» **Article**
---
CNN Uses Fact Check as Vehicle for Another Smear of President Trump

CNN Uses Fact Check as Vehicle for Another Smear of President Trump

U.S. President Donald Trump pauses while speaking at the McCormick Place Convention Center October 28, 2019, in Chicago, Illinois. (Brendan Smialowski/AFP via Getty Images)

Dennis Kneale By Monday, 28 October 2019 03:41 PM EDT Current | Bio | Archive

CNN goes to great lengths to fact-check the president and point out his many supposedly “false claims,” sifting through a ton of trivialities in search of any and all misstatements and labeling them as lies.

To the minions at CNN, any misstated fact or stat is another lie on the road to impeachment, on orders from the very top. See Part 1 of this two-part series. As a lib-lapdog for the Democrats, CNN can get pretty picayune, and pretty persnickety.

But who fact-checks CNN?

It is my turn, as a longtime journalist turned crisis advisor and media strategist. Here is a look at the CNN fact-check article on President Trump’s recent cabinet meeting, dissecting some of its little barbs of opinion. Let’s start with the headline: "Fact check: Trump made at least 21 false claims in angry Cabinet monologue" (Oct. 22).

“False claims,” that is quite an accusation, it invokes insurance fraud and implies the president said these things knowingly to gain some kind of hidden advantage. Dark, indeed. Also, “monologue” is a passive-aggressive slam, “angry” is opinion rather than fact. Through much of the 70-minute video clip of the cabinet meeting on YouTube here, President Trump sounds calm and affable to me, and never angry.

Now for the story’s jeering lead:

"(CNN) — President Donald Trump delivered a blistering and rambling monologue to the journalists he allowed into his Cabinet meeting for more than 70 minutes on Monday. His press secretary, Stephanie Grisham, later tweeted, 'I hope we see honest reporting from today's mtg.'"
---
» **Task details**
Copy out verbatim the passage of the article beginning with the words "It is my turn, as" and ending with "and never angry.". The items that follow have no connection to the article.

» **Recorded information**
---
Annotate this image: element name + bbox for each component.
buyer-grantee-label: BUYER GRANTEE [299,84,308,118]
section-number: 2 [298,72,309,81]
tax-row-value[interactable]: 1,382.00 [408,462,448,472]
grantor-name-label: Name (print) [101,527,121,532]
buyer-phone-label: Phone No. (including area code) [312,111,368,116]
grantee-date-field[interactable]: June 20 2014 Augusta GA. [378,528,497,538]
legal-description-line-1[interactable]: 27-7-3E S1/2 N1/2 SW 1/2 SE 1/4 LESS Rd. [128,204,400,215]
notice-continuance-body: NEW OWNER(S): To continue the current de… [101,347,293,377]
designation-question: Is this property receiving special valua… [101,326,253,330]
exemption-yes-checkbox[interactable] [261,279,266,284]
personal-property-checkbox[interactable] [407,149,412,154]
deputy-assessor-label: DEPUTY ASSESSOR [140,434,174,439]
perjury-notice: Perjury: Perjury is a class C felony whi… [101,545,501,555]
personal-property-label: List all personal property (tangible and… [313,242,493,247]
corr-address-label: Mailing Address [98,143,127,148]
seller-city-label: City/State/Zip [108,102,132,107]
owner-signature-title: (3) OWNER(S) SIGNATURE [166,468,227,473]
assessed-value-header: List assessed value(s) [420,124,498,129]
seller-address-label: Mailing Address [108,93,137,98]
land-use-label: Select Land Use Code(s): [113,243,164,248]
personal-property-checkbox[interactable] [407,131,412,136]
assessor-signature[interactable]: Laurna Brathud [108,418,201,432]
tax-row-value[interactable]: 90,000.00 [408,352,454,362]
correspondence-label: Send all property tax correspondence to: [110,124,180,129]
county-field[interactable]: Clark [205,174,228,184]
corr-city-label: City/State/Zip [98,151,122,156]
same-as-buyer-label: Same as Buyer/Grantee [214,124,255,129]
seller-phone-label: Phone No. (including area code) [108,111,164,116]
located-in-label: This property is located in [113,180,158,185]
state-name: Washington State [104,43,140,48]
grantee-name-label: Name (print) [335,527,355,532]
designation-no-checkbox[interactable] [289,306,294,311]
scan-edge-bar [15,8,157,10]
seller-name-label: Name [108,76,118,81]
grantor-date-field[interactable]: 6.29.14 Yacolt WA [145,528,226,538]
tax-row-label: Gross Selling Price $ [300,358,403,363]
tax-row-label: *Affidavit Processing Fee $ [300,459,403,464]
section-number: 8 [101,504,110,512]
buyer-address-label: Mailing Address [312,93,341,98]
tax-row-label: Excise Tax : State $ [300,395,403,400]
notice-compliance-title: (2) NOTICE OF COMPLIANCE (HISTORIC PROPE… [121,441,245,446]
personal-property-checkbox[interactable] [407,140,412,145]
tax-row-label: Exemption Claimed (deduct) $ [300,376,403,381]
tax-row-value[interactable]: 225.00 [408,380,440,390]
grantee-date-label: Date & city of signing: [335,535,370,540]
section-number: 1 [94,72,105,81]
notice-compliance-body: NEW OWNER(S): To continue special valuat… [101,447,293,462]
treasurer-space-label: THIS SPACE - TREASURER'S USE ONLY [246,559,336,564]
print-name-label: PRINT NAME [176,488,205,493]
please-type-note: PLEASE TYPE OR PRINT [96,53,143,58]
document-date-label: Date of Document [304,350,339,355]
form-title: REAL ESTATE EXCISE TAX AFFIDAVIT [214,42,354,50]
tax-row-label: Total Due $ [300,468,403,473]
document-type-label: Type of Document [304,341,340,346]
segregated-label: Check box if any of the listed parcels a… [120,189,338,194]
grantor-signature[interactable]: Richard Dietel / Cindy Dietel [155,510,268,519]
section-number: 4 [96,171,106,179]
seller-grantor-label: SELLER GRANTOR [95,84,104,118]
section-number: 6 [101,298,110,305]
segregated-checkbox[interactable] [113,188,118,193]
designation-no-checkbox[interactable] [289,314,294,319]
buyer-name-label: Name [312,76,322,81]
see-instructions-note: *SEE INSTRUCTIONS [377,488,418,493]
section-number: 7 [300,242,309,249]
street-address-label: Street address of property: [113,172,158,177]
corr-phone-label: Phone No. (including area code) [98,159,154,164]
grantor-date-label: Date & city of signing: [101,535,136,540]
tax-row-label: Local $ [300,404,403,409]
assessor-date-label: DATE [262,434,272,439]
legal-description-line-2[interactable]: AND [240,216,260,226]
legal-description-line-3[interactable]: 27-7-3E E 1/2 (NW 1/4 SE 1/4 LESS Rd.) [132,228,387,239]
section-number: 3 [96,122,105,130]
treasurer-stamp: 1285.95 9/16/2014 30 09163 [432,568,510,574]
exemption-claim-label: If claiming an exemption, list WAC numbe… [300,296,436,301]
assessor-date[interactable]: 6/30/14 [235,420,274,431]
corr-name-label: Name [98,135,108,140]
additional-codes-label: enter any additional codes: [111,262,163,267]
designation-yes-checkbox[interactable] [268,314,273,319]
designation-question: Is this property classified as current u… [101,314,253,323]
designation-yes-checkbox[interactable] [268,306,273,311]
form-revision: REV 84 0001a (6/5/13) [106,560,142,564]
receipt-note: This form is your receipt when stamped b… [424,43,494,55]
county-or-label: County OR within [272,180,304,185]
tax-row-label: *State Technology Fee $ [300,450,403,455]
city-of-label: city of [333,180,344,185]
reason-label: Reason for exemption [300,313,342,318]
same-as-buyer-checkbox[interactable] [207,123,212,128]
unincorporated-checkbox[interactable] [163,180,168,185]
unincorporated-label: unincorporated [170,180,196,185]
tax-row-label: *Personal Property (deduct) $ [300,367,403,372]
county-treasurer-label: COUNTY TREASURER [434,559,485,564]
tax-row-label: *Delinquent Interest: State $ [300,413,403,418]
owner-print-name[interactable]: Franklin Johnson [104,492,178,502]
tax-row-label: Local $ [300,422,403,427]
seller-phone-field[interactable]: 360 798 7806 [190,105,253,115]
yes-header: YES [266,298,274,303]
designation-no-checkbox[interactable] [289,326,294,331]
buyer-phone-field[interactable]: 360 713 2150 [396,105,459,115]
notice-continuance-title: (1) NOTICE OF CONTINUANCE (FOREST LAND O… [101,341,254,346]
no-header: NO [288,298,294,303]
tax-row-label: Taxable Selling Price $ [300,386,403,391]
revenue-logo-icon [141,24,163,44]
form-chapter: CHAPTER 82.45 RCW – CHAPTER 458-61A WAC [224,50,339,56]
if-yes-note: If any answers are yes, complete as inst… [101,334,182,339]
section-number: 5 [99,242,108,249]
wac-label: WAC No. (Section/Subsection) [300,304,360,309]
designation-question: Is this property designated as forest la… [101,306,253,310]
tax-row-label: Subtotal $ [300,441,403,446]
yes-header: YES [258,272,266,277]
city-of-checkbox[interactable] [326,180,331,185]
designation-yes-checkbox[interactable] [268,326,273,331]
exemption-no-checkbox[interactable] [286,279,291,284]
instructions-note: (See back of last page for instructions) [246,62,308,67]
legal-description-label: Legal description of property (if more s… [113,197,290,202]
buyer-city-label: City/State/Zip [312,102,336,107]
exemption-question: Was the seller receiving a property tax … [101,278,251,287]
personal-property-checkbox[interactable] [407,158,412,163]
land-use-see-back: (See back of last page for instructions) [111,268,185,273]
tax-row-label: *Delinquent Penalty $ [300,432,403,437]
---
» **The response**
It is my turn, as a longtime journalist turned crisis advisor and media strategist. Here is a look at the CNN fact-check article on President Trump’s recent cabinet meeting, dissecting some of its little barbs of opinion. Let’s start with the headline: "Fact check: Trump made at least 21 false claims in angry Cabinet monologue" (Oct. 22).

“False claims,” that is quite an accusation, it invokes insurance fraud and implies the president said these things knowingly to gain some kind of hidden advantage. Dark, indeed. Also, “monologue” is a passive-aggressive slam, “angry” is opinion rather than fact. Through much of the 70-minute video clip of the cabinet meeting on YouTube here, President Trump sounds calm and affable to me, and never angry.